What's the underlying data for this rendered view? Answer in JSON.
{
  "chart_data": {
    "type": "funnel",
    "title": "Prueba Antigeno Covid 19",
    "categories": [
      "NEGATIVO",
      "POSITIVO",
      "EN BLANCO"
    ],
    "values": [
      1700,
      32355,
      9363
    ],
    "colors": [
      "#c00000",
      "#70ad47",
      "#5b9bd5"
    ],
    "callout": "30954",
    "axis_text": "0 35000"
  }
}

________________________________________

■ Exercise prompt:
Give the entries once more, exactly as they appear.

■ Final answer:
What's the underlying data for this rendered view? Answer in JSON.
{
  "chart_data": {
    "type": "funnel",
    "title": "Prueba Antigeno Covid 19",
    "categories": [
      "NEGATIVO",
      "POSITIVO",
      "EN BLANCO"
    ],
    "values": [
      1700,
      32355,
      9363
    ],
    "colors": [
      "#c00000",
      "#70ad47",
      "#5b9bd5"
    ],
    "callout": "30954",
    "axis_text": "0 35000"
  }
}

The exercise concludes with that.